— start of Given data —

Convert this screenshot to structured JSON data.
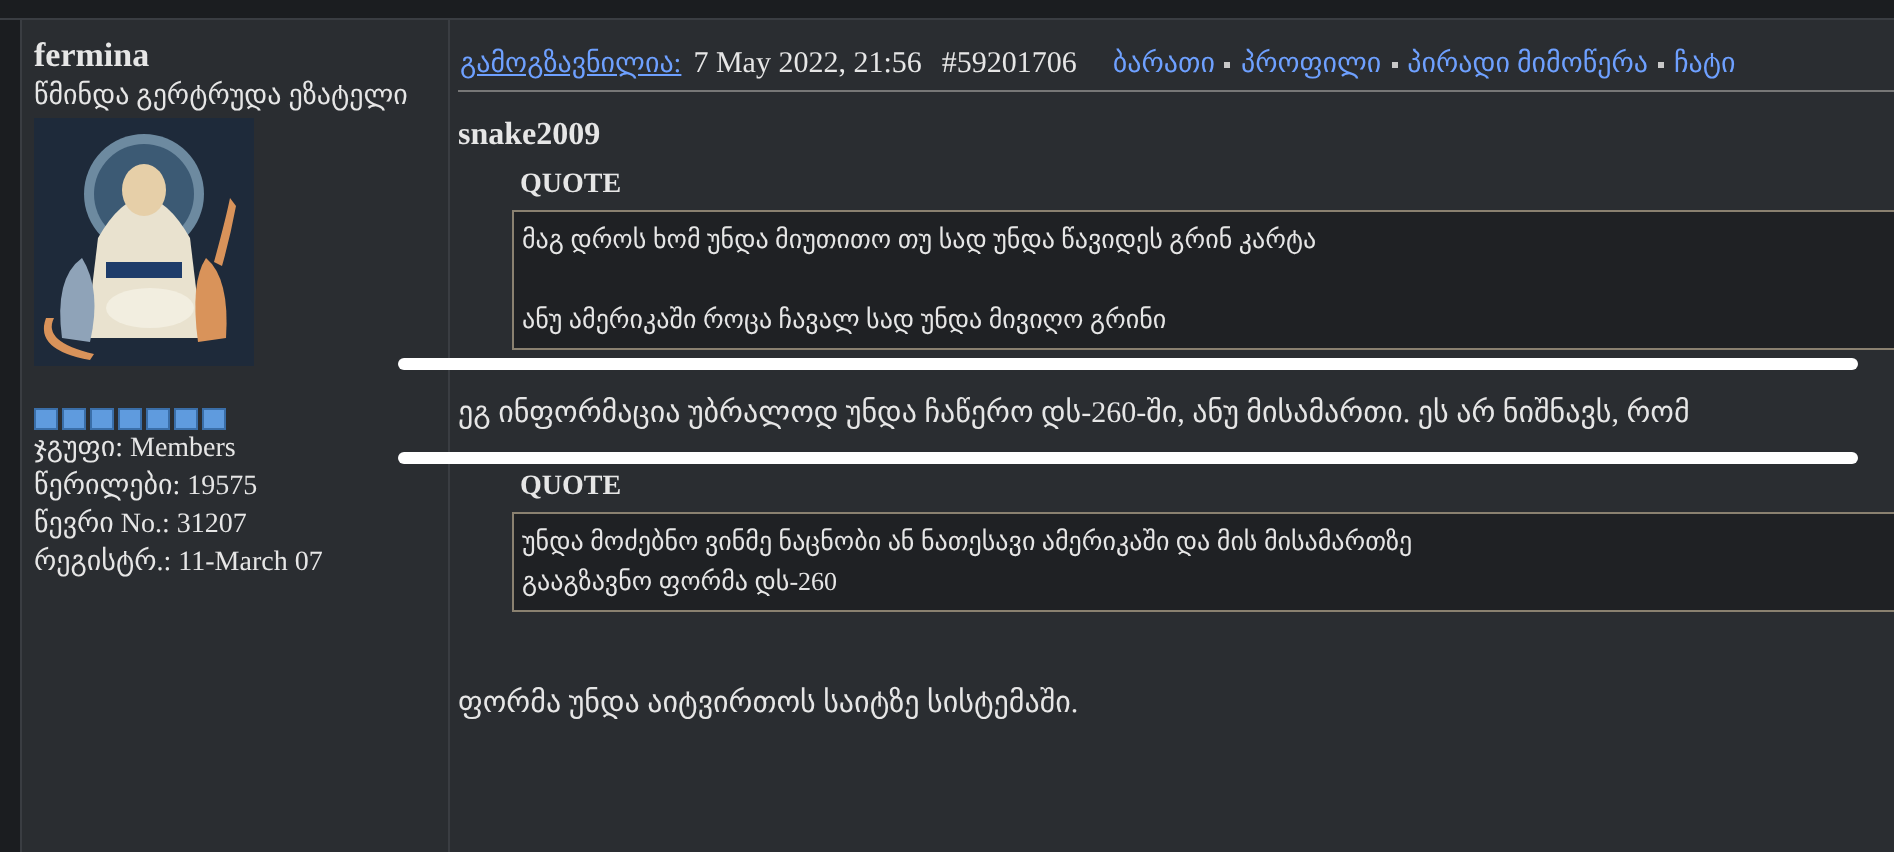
{
  "author": {
    "name": "fermina",
    "title": "წმინდა გერტრუდა ეზატელი",
    "rank": {
      "stars": 7
    },
    "stats": [
      {
        "label": "ჯგუფი:",
        "value": "Members"
      },
      {
        "label": "წერილები:",
        "value": "19575"
      },
      {
        "label": "წევრი No.:",
        "value": "31207"
      },
      {
        "label": "რეგისტრ.:",
        "value": "11-March 07"
      }
    ]
  },
  "post": {
    "posted_label": "გამოგზავნილია:",
    "date": "7 May 2022, 21:56",
    "number": "#59201706",
    "links": [
      {
        "label": "ბარათი"
      },
      {
        "label": "პროფილი"
      },
      {
        "label": "პირადი მიმოწერა"
      },
      {
        "label": "ჩატი"
      }
    ],
    "body": [
      {
        "kind": "author",
        "text": "snake2009"
      },
      {
        "kind": "quote",
        "label": "QUOTE",
        "paragraphs": [
          [
            "მაგ დროს ხომ უნდა მიუთითო თუ სად უნდა წავიდეს გრინ კარტა"
          ],
          [
            "ანუ ამერიკაში როცა ჩავალ სად უნდა მივიღო გრინი"
          ]
        ]
      },
      {
        "kind": "mark"
      },
      {
        "kind": "text",
        "text": "ეგ ინფორმაცია უბრალოდ უნდა ჩაწერო დს-260-ში, ანუ მისამართი. ეს არ ნიშნავს, რომ"
      },
      {
        "kind": "mark"
      },
      {
        "kind": "quote",
        "label": "QUOTE",
        "paragraphs": [
          [
            "უნდა მოძებნო ვინმე ნაცნობი ან ნათესავი ამერიკაში და მის მისამართზე",
            "გააგზავნო ფორმა დს-260"
          ]
        ]
      },
      {
        "kind": "text",
        "text": "ფორმა უნდა აიტვირთოს საიტზე სისტემაში."
      }
    ]
  }
}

— end of Given data —

Reproduce the full listing faithfully, but do not carry over any pictures.

Convert this screenshot to structured JSON data.
{
  "author": {
    "name": "fermina",
    "title": "წმინდა გერტრუდა ეზატელი",
    "rank": {
      "stars": 7
    },
    "stats": [
      {
        "label": "ჯგუფი:",
        "value": "Members"
      },
      {
        "label": "წერილები:",
        "value": "19575"
      },
      {
        "label": "წევრი No.:",
        "value": "31207"
      },
      {
        "label": "რეგისტრ.:",
        "value": "11-March 07"
      }
    ]
  },
  "post": {
    "posted_label": "გამოგზავნილია:",
    "date": "7 May 2022, 21:56",
    "number": "#59201706",
    "links": [
      {
        "label": "ბარათი"
      },
      {
        "label": "პროფილი"
      },
      {
        "label": "პირადი მიმოწერა"
      },
      {
        "label": "ჩატი"
      }
    ],
    "body": [
      {
        "kind": "author",
        "text": "snake2009"
      },
      {
        "kind": "quote",
        "label": "QUOTE",
        "paragraphs": [
          [
            "მაგ დროს ხომ უნდა მიუთითო თუ სად უნდა წავიდეს გრინ კარტა"
          ],
          [
            "ანუ ამერიკაში როცა ჩავალ სად უნდა მივიღო გრინი"
          ]
        ]
      },
      {
        "kind": "mark"
      },
      {
        "kind": "text",
        "text": "ეგ ინფორმაცია უბრალოდ უნდა ჩაწერო დს-260-ში, ანუ მისამართი. ეს არ ნიშნავს, რომ"
      },
      {
        "kind": "mark"
      },
      {
        "kind": "quote",
        "label": "QUOTE",
        "paragraphs": [
          [
            "უნდა მოძებნო ვინმე ნაცნობი ან ნათესავი ამერიკაში და მის მისამართზე",
            "გააგზავნო ფორმა დს-260"
          ]
        ]
      },
      {
        "kind": "text",
        "text": "ფორმა უნდა აიტვირთოს საიტზე სისტემაში."
      }
    ]
  }
}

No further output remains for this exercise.